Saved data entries

— START —

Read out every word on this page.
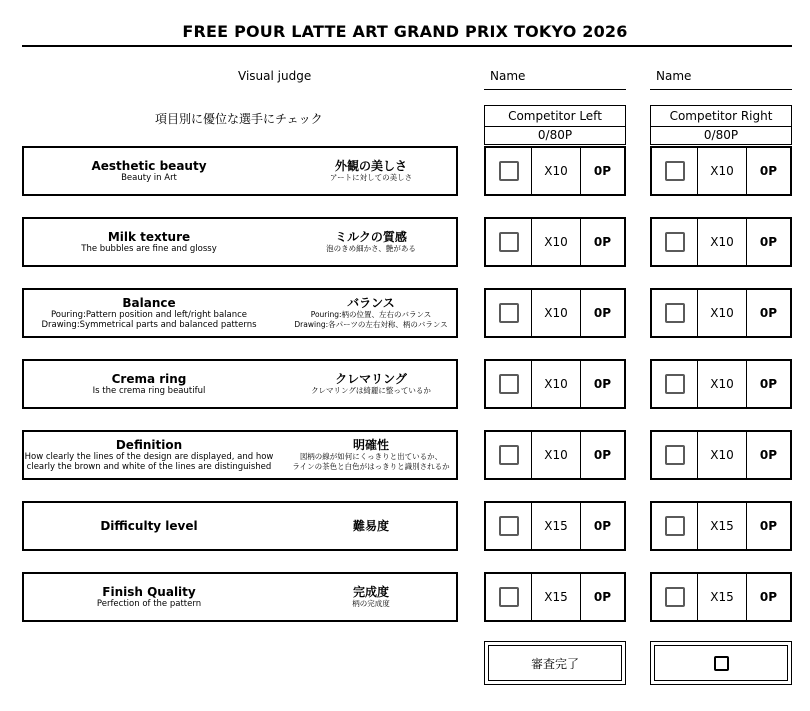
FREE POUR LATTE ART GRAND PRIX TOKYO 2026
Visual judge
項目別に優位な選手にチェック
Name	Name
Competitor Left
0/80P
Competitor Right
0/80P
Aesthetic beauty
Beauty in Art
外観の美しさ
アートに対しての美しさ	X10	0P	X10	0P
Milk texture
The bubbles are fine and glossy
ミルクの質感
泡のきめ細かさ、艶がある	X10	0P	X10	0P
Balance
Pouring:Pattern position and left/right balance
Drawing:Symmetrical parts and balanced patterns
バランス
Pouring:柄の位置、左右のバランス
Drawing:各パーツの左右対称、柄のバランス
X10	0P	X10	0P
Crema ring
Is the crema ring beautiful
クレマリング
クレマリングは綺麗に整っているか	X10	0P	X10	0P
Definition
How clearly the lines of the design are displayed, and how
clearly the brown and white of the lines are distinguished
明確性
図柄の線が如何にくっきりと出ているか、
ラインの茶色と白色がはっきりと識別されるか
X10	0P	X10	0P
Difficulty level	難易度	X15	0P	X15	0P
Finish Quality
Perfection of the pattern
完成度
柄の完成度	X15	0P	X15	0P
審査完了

— END —
— START —

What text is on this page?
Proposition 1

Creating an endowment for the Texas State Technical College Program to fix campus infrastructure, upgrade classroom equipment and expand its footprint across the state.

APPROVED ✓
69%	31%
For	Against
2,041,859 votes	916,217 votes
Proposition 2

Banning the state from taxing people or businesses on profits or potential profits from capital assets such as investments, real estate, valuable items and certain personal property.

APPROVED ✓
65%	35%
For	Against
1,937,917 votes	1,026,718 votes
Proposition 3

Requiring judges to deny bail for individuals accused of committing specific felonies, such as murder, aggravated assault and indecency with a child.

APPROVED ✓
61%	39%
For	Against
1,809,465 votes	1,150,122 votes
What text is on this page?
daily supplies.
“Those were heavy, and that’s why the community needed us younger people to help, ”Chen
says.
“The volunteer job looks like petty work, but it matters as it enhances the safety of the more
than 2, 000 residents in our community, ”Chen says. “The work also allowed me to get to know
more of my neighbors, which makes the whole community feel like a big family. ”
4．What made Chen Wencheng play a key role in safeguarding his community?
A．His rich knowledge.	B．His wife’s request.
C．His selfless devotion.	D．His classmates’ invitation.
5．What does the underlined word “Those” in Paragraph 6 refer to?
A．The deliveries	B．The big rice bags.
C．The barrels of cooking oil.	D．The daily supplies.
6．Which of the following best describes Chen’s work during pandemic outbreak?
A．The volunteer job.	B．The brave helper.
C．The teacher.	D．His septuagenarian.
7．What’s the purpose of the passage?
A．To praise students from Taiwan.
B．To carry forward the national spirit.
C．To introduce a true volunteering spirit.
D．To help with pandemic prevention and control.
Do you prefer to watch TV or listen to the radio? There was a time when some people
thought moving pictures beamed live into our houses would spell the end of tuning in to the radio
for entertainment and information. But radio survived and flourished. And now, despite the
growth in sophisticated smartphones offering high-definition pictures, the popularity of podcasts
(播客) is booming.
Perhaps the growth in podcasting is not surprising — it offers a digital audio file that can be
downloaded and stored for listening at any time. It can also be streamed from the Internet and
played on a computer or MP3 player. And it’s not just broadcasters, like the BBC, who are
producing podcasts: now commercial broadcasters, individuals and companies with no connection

— END —
— START —

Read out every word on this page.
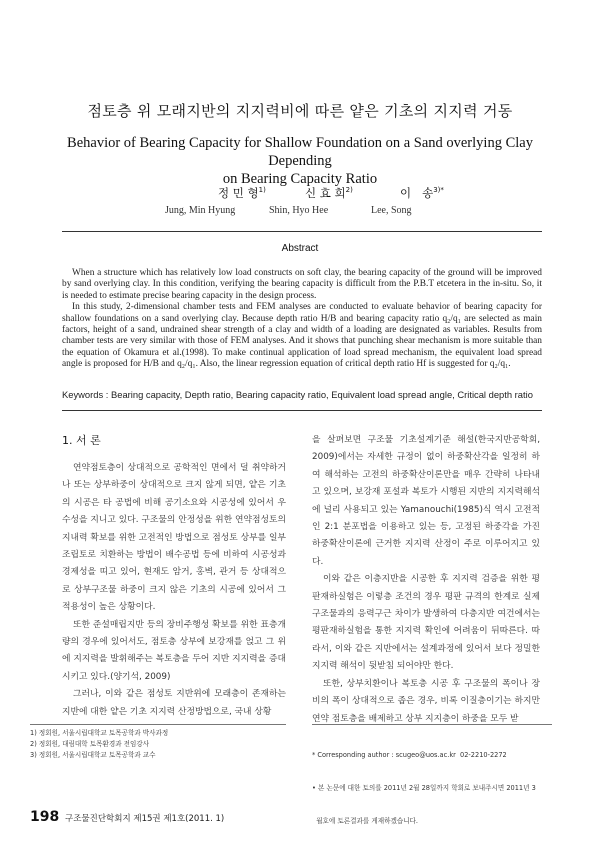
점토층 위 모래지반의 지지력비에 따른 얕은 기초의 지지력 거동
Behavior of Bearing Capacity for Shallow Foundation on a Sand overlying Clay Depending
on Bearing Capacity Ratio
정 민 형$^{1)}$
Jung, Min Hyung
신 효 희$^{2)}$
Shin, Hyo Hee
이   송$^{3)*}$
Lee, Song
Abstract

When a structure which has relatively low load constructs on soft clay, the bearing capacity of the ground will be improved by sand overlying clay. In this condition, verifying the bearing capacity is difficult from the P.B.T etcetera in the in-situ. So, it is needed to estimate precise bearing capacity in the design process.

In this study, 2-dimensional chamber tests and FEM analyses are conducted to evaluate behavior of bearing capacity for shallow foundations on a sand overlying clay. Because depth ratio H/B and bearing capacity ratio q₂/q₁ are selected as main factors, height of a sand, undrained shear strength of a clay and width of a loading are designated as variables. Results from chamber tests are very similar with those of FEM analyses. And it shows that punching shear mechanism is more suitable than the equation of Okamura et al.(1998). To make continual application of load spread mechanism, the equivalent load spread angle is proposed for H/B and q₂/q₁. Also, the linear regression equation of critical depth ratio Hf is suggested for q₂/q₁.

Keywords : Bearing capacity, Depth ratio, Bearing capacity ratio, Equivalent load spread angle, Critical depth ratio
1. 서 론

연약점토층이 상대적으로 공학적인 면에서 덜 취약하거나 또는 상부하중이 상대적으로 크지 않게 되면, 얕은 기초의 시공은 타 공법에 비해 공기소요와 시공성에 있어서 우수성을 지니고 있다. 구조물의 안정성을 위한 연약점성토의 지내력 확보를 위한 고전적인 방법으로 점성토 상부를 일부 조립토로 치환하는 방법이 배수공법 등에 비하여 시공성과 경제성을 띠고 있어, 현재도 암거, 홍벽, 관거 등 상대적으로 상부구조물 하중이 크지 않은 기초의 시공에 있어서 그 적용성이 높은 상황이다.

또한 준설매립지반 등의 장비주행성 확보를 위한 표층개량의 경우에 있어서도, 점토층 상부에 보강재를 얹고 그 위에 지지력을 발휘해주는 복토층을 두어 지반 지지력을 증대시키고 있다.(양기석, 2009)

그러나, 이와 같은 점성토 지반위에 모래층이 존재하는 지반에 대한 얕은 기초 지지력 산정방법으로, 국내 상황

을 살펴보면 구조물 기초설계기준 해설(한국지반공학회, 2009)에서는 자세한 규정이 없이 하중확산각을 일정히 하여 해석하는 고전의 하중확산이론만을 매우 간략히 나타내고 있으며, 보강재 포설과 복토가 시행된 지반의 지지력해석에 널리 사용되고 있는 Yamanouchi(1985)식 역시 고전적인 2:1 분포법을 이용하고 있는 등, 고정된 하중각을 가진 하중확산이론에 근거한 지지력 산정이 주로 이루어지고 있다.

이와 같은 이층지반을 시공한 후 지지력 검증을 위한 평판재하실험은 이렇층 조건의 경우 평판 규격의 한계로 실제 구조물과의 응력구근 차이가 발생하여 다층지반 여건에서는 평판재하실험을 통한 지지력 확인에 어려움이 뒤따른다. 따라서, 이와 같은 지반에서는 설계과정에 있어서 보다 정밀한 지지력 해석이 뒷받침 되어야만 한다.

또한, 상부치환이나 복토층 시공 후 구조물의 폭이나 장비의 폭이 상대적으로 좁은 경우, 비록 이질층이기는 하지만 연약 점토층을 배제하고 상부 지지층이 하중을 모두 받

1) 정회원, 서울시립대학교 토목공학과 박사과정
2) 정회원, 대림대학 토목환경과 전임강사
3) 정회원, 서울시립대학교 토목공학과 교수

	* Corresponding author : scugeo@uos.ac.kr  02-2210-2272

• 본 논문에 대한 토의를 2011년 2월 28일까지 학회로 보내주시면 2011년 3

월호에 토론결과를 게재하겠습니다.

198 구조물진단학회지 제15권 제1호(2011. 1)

— END —

● **WORK TO DO**: Using the material above, gather every line that includes "says".

● **TASK OUTPUT**:
says.
than 2, 000 residents in our community, ”Chen says. “The work also allowed me to get to know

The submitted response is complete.